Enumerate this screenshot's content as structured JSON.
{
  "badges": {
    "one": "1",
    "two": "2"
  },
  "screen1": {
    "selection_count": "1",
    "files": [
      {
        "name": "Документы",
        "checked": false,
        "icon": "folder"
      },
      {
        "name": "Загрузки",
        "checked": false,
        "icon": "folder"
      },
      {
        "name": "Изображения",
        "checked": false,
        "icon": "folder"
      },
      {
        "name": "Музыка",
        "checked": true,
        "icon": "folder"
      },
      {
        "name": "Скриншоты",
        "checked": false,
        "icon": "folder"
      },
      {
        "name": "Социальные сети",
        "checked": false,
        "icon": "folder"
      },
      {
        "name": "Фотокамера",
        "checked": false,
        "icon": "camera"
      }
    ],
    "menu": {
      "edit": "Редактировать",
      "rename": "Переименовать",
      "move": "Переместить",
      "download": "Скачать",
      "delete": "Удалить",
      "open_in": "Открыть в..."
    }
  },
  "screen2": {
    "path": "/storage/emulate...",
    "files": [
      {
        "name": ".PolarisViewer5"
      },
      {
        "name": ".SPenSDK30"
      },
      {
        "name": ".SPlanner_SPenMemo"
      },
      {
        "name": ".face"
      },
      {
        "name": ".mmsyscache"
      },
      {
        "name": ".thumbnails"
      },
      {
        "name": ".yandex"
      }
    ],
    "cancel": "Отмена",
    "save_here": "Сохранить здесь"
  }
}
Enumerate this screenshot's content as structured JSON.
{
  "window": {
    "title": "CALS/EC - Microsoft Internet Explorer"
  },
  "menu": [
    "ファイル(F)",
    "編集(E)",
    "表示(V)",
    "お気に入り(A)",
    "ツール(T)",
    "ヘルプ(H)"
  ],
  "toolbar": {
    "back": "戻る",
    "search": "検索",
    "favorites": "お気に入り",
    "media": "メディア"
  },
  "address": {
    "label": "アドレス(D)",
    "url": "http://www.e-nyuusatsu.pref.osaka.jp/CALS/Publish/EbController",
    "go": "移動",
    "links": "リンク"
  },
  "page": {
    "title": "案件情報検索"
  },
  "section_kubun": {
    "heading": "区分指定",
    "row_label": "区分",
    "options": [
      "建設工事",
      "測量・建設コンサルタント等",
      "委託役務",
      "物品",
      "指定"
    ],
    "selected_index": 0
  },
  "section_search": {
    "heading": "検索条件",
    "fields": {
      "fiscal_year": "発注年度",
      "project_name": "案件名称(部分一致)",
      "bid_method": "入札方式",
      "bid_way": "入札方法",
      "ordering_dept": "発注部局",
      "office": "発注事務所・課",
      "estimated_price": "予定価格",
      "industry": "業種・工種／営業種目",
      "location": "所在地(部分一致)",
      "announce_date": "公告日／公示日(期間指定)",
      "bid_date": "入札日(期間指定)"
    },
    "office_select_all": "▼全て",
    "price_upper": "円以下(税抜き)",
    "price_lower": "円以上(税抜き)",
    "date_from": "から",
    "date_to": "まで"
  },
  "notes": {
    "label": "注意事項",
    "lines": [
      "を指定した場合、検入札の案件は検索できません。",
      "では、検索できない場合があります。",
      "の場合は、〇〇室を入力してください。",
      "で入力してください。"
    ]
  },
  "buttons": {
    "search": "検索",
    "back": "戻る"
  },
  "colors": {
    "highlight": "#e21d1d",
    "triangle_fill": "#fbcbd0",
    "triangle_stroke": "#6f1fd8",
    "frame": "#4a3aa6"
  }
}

------------

• What you have to do:
Return the entries above exactly as they appear.

• Correct output:
Enumerate this screenshot's content as structured JSON.
{
  "badges": {
    "one": "1",
    "two": "2"
  },
  "screen1": {
    "selection_count": "1",
    "files": [
      {
        "name": "Документы",
        "checked": false,
        "icon": "folder"
      },
      {
        "name": "Загрузки",
        "checked": false,
        "icon": "folder"
      },
      {
        "name": "Изображения",
        "checked": false,
        "icon": "folder"
      },
      {
        "name": "Музыка",
        "checked": true,
        "icon": "folder"
      },
      {
        "name": "Скриншоты",
        "checked": false,
        "icon": "folder"
      },
      {
        "name": "Социальные сети",
        "checked": false,
        "icon": "folder"
      },
      {
        "name": "Фотокамера",
        "checked": false,
        "icon": "camera"
      }
    ],
    "menu": {
      "edit": "Редактировать",
      "rename": "Переименовать",
      "move": "Переместить",
      "download": "Скачать",
      "delete": "Удалить",
      "open_in": "Открыть в..."
    }
  },
  "screen2": {
    "path": "/storage/emulate...",
    "files": [
      {
        "name": ".PolarisViewer5"
      },
      {
        "name": ".SPenSDK30"
      },
      {
        "name": ".SPlanner_SPenMemo"
      },
      {
        "name": ".face"
      },
      {
        "name": ".mmsyscache"
      },
      {
        "name": ".thumbnails"
      },
      {
        "name": ".yandex"
      }
    ],
    "cancel": "Отмена",
    "save_here": "Сохранить здесь"
  }
}
Enumerate this screenshot's content as structured JSON.
{
  "window": {
    "title": "CALS/EC - Microsoft Internet Explorer"
  },
  "menu": [
    "ファイル(F)",
    "編集(E)",
    "表示(V)",
    "お気に入り(A)",
    "ツール(T)",
    "ヘルプ(H)"
  ],
  "toolbar": {
    "back": "戻る",
    "search": "検索",
    "favorites": "お気に入り",
    "media": "メディア"
  },
  "address": {
    "label": "アドレス(D)",
    "url": "http://www.e-nyuusatsu.pref.osaka.jp/CALS/Publish/EbController",
    "go": "移動",
    "links": "リンク"
  },
  "page": {
    "title": "案件情報検索"
  },
  "section_kubun": {
    "heading": "区分指定",
    "row_label": "区分",
    "options": [
      "建設工事",
      "測量・建設コンサルタント等",
      "委託役務",
      "物品",
      "指定"
    ],
    "selected_index": 0
  },
  "section_search": {
    "heading": "検索条件",
    "fields": {
      "fiscal_year": "発注年度",
      "project_name": "案件名称(部分一致)",
      "bid_method": "入札方式",
      "bid_way": "入札方法",
      "ordering_dept": "発注部局",
      "office": "発注事務所・課",
      "estimated_price": "予定価格",
      "industry": "業種・工種／営業種目",
      "location": "所在地(部分一致)",
      "announce_date": "公告日／公示日(期間指定)",
      "bid_date": "入札日(期間指定)"
    },
    "office_select_all": "▼全て",
    "price_upper": "円以下(税抜き)",
    "price_lower": "円以上(税抜き)",
    "date_from": "から",
    "date_to": "まで"
  },
  "notes": {
    "label": "注意事項",
    "lines": [
      "を指定した場合、検入札の案件は検索できません。",
      "では、検索できない場合があります。",
      "の場合は、〇〇室を入力してください。",
      "で入力してください。"
    ]
  },
  "buttons": {
    "search": "検索",
    "back": "戻る"
  },
  "colors": {
    "highlight": "#e21d1d",
    "triangle_fill": "#fbcbd0",
    "triangle_stroke": "#6f1fd8",
    "frame": "#4a3aa6"
  }
}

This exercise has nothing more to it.